Listings of element locations:
========================
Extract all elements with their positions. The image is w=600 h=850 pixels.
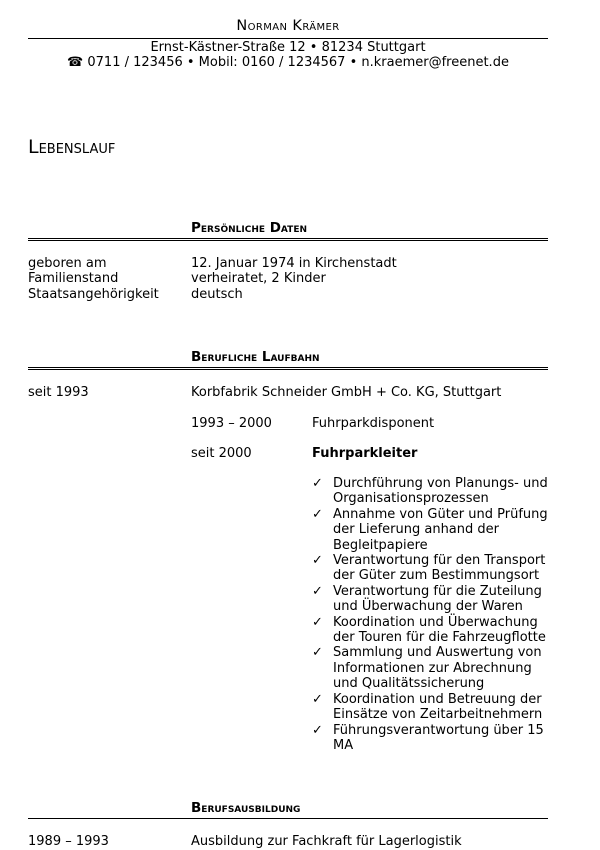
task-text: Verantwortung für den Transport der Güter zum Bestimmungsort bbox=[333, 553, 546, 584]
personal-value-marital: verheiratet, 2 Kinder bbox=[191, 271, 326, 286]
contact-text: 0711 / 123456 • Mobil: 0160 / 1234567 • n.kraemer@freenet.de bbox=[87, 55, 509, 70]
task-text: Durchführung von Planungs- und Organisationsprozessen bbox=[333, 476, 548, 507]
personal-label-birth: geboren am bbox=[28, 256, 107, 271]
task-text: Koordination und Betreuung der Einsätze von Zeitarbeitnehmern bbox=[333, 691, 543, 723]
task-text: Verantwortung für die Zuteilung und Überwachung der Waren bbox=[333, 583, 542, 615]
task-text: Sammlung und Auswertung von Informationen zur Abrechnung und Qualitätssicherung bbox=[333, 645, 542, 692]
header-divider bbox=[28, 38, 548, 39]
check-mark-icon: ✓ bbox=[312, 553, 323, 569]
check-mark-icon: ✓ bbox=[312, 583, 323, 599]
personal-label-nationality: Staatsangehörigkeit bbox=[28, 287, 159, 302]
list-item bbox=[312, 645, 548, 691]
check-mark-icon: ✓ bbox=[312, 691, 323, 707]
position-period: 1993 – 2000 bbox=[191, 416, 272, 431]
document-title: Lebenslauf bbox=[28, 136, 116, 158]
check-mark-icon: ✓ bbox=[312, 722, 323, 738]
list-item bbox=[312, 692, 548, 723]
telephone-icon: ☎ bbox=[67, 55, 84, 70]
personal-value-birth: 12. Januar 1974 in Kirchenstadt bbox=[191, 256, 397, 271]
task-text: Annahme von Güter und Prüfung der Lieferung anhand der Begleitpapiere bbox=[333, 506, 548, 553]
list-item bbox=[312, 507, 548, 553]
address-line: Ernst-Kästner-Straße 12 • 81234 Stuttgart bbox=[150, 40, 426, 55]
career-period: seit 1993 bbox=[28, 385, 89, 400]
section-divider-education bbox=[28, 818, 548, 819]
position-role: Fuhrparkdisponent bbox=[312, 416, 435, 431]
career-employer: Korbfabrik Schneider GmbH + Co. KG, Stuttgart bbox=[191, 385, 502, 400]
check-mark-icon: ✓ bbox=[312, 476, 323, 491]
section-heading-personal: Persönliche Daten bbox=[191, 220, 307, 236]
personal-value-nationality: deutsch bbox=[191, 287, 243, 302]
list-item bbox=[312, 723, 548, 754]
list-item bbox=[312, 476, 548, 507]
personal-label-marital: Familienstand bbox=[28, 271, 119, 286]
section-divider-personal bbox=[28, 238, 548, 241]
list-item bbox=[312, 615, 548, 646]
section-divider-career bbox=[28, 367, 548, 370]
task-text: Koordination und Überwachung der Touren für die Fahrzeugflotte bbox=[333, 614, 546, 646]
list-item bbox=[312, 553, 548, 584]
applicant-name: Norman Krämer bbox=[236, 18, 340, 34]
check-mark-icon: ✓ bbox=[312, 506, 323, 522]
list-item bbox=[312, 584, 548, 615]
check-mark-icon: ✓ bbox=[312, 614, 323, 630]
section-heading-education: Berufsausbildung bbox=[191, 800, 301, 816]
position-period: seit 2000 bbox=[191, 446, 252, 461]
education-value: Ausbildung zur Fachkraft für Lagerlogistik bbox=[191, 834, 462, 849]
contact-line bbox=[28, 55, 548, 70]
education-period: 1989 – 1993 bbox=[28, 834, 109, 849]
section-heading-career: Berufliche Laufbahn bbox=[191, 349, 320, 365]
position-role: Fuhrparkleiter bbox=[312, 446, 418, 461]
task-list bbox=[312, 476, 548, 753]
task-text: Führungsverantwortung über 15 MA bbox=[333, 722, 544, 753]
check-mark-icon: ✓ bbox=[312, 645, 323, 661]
========================
Task description:
Rewrite every line of the items above as a JSON list of strings, one string per line, skipping blank lines and leaving out the pictures.

Problem solution:
[
  "Extract all elements with their positions. The image is w=600 h=850 pixels.",
  "task-text: Verantwortung für den Transport der Güter zum Bestimmungsort bbox=[333, 553, 546, 584]",
  "personal-value-marital: verheiratet, 2 Kinder bbox=[191, 271, 326, 286]",
  "contact-text: 0711 / 123456 • Mobil: 0160 / 1234567 • n.kraemer@freenet.de bbox=[87, 55, 509, 70]",
  "task-text: Durchführung von Planungs- und Organisationsprozessen bbox=[333, 476, 548, 507]",
  "personal-label-birth: geboren am bbox=[28, 256, 107, 271]",
  "task-text: Koordination und Betreuung der Einsätze von Zeitarbeitnehmern bbox=[333, 691, 543, 723]",
  "task-text: Verantwortung für die Zuteilung und Überwachung der Waren bbox=[333, 583, 542, 615]",
  "task-text: Sammlung und Auswertung von Informationen zur Abrechnung und Qualitätssicherung bbox=[333, 645, 542, 692]",
  "header-divider bbox=[28, 38, 548, 39]",
  "check-mark-icon: ✓ bbox=[312, 553, 323, 569]",
  "check-mark-icon: ✓ bbox=[312, 583, 323, 599]",
  "personal-label-nationality: Staatsangehörigkeit bbox=[28, 287, 159, 302]",
  "list-item bbox=[312, 645, 548, 691]",
  "check-mark-icon: ✓ bbox=[312, 691, 323, 707]",
  "position-period: 1993 – 2000 bbox=[191, 416, 272, 431]",
  "document-title: Lebenslauf bbox=[28, 136, 116, 158]",
  "check-mark-icon: ✓ bbox=[312, 722, 323, 738]",
  "list-item bbox=[312, 692, 548, 723]",
  "telephone-icon: ☎ bbox=[67, 55, 84, 70]",
  "personal-value-birth: 12. Januar 1974 in Kirchenstadt bbox=[191, 256, 397, 271]",
  "task-text: Annahme von Güter und Prüfung der Lieferung anhand der Begleitpapiere bbox=[333, 506, 548, 553]",
  "list-item bbox=[312, 507, 548, 553]",
  "address-line: Ernst-Kästner-Straße 12 • 81234 Stuttgart bbox=[150, 40, 426, 55]",
  "career-period: seit 1993 bbox=[28, 385, 89, 400]",
  "section-divider-education bbox=[28, 818, 548, 819]",
  "position-role: Fuhrparkdisponent bbox=[312, 416, 435, 431]",
  "career-employer: Korbfabrik Schneider GmbH + Co. KG, Stuttgart bbox=[191, 385, 502, 400]",
  "check-mark-icon: ✓ bbox=[312, 476, 323, 491]",
  "section-heading-personal: Persönliche Daten bbox=[191, 220, 307, 236]",
  "personal-value-nationality: deutsch bbox=[191, 287, 243, 302]",
  "list-item bbox=[312, 723, 548, 754]",
  "list-item bbox=[312, 476, 548, 507]",
  "personal-label-marital: Familienstand bbox=[28, 271, 119, 286]",
  "section-divider-personal bbox=[28, 238, 548, 241]",
  "list-item bbox=[312, 615, 548, 646]",
  "section-divider-career bbox=[28, 367, 548, 370]",
  "task-text: Koordination und Überwachung der Touren für die Fahrzeugflotte bbox=[333, 614, 546, 646]",
  "list-item bbox=[312, 553, 548, 584]",
  "applicant-name: Norman Krämer bbox=[236, 18, 340, 34]",
  "check-mark-icon: ✓ bbox=[312, 506, 323, 522]",
  "list-item bbox=[312, 584, 548, 615]",
  "check-mark-icon: ✓ bbox=[312, 614, 323, 630]",
  "section-heading-education: Berufsausbildung bbox=[191, 800, 301, 816]",
  "position-period: seit 2000 bbox=[191, 446, 252, 461]",
  "education-value: Ausbildung zur Fachkraft für Lagerlogistik bbox=[191, 834, 462, 849]",
  "contact-line bbox=[28, 55, 548, 70]",
  "education-period: 1989 – 1993 bbox=[28, 834, 109, 849]",
  "section-heading-career: Berufliche Laufbahn bbox=[191, 349, 320, 365]",
  "position-role: Fuhrparkleiter bbox=[312, 446, 418, 461]",
  "task-list bbox=[312, 476, 548, 753]",
  "task-text: Führungsverantwortung über 15 MA bbox=[333, 722, 544, 753]",
  "check-mark-icon: ✓ bbox=[312, 645, 323, 661]"
]